**EXERCISE BRIEF:** Go through the records underneath and write each one out again exactly.

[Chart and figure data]

------------------------------

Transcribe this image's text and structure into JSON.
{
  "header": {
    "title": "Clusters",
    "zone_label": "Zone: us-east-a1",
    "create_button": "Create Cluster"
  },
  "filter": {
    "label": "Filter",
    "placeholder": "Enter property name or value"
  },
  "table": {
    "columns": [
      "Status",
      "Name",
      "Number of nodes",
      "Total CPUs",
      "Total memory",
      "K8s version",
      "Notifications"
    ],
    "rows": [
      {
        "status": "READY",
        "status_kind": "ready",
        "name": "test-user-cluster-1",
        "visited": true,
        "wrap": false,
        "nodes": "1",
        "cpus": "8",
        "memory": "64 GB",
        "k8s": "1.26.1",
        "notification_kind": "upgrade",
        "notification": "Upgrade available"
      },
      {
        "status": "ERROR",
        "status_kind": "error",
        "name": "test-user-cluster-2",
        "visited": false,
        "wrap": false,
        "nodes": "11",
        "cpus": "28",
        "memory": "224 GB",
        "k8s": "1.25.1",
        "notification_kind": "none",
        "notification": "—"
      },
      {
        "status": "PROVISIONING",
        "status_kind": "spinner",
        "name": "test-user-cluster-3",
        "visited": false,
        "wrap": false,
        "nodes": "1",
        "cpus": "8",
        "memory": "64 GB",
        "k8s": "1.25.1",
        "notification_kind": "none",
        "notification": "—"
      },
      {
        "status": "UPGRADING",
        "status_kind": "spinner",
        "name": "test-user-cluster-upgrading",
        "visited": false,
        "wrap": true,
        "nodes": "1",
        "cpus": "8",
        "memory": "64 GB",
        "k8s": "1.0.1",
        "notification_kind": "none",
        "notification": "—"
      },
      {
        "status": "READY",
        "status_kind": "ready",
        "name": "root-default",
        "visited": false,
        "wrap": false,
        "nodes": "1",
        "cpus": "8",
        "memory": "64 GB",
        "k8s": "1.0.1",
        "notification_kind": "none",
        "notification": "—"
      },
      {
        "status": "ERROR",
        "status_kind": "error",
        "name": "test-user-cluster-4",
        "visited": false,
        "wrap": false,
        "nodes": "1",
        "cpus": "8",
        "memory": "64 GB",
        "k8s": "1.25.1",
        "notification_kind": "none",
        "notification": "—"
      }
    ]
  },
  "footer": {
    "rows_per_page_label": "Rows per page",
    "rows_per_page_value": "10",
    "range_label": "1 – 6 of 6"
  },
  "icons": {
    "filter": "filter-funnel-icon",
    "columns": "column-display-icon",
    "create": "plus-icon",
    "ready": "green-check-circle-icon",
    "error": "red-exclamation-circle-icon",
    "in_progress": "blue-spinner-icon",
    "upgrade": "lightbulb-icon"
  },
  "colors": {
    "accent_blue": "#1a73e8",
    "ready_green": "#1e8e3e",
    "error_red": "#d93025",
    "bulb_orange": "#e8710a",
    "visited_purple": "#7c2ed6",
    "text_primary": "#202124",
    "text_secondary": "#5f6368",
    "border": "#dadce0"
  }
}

------------------------------

**RESULT OF THE EXERCISE:**
Transcribe this image's text and structure into JSON.
{
  "header": {
    "title": "Clusters",
    "zone_label": "Zone: us-east-a1",
    "create_button": "Create Cluster"
  },
  "filter": {
    "label": "Filter",
    "placeholder": "Enter property name or value"
  },
  "table": {
    "columns": [
      "Status",
      "Name",
      "Number of nodes",
      "Total CPUs",
      "Total memory",
      "K8s version",
      "Notifications"
    ],
    "rows": [
      {
        "status": "READY",
        "status_kind": "ready",
        "name": "test-user-cluster-1",
        "visited": true,
        "wrap": false,
        "nodes": "1",
        "cpus": "8",
        "memory": "64 GB",
        "k8s": "1.26.1",
        "notification_kind": "upgrade",
        "notification": "Upgrade available"
      },
      {
        "status": "ERROR",
        "status_kind": "error",
        "name": "test-user-cluster-2",
        "visited": false,
        "wrap": false,
        "nodes": "11",
        "cpus": "28",
        "memory": "224 GB",
        "k8s": "1.25.1",
        "notification_kind": "none",
        "notification": "—"
      },
      {
        "status": "PROVISIONING",
        "status_kind": "spinner",
        "name": "test-user-cluster-3",
        "visited": false,
        "wrap": false,
        "nodes": "1",
        "cpus": "8",
        "memory": "64 GB",
        "k8s": "1.25.1",
        "notification_kind": "none",
        "notification": "—"
      },
      {
        "status": "UPGRADING",
        "status_kind": "spinner",
        "name": "test-user-cluster-upgrading",
        "visited": false,
        "wrap": true,
        "nodes": "1",
        "cpus": "8",
        "memory": "64 GB",
        "k8s": "1.0.1",
        "notification_kind": "none",
        "notification": "—"
      },
      {
        "status": "READY",
        "status_kind": "ready",
        "name": "root-default",
        "visited": false,
        "wrap": false,
        "nodes": "1",
        "cpus": "8",
        "memory": "64 GB",
        "k8s": "1.0.1",
        "notification_kind": "none",
        "notification": "—"
      },
      {
        "status": "ERROR",
        "status_kind": "error",
        "name": "test-user-cluster-4",
        "visited": false,
        "wrap": false,
        "nodes": "1",
        "cpus": "8",
        "memory": "64 GB",
        "k8s": "1.25.1",
        "notification_kind": "none",
        "notification": "—"
      }
    ]
  },
  "footer": {
    "rows_per_page_label": "Rows per page",
    "rows_per_page_value": "10",
    "range_label": "1 – 6 of 6"
  },
  "icons": {
    "filter": "filter-funnel-icon",
    "columns": "column-display-icon",
    "create": "plus-icon",
    "ready": "green-check-circle-icon",
    "error": "red-exclamation-circle-icon",
    "in_progress": "blue-spinner-icon",
    "upgrade": "lightbulb-icon"
  },
  "colors": {
    "accent_blue": "#1a73e8",
    "ready_green": "#1e8e3e",
    "error_red": "#d93025",
    "bulb_orange": "#e8710a",
    "visited_purple": "#7c2ed6",
    "text_primary": "#202124",
    "text_secondary": "#5f6368",
    "border": "#dadce0"
  }
}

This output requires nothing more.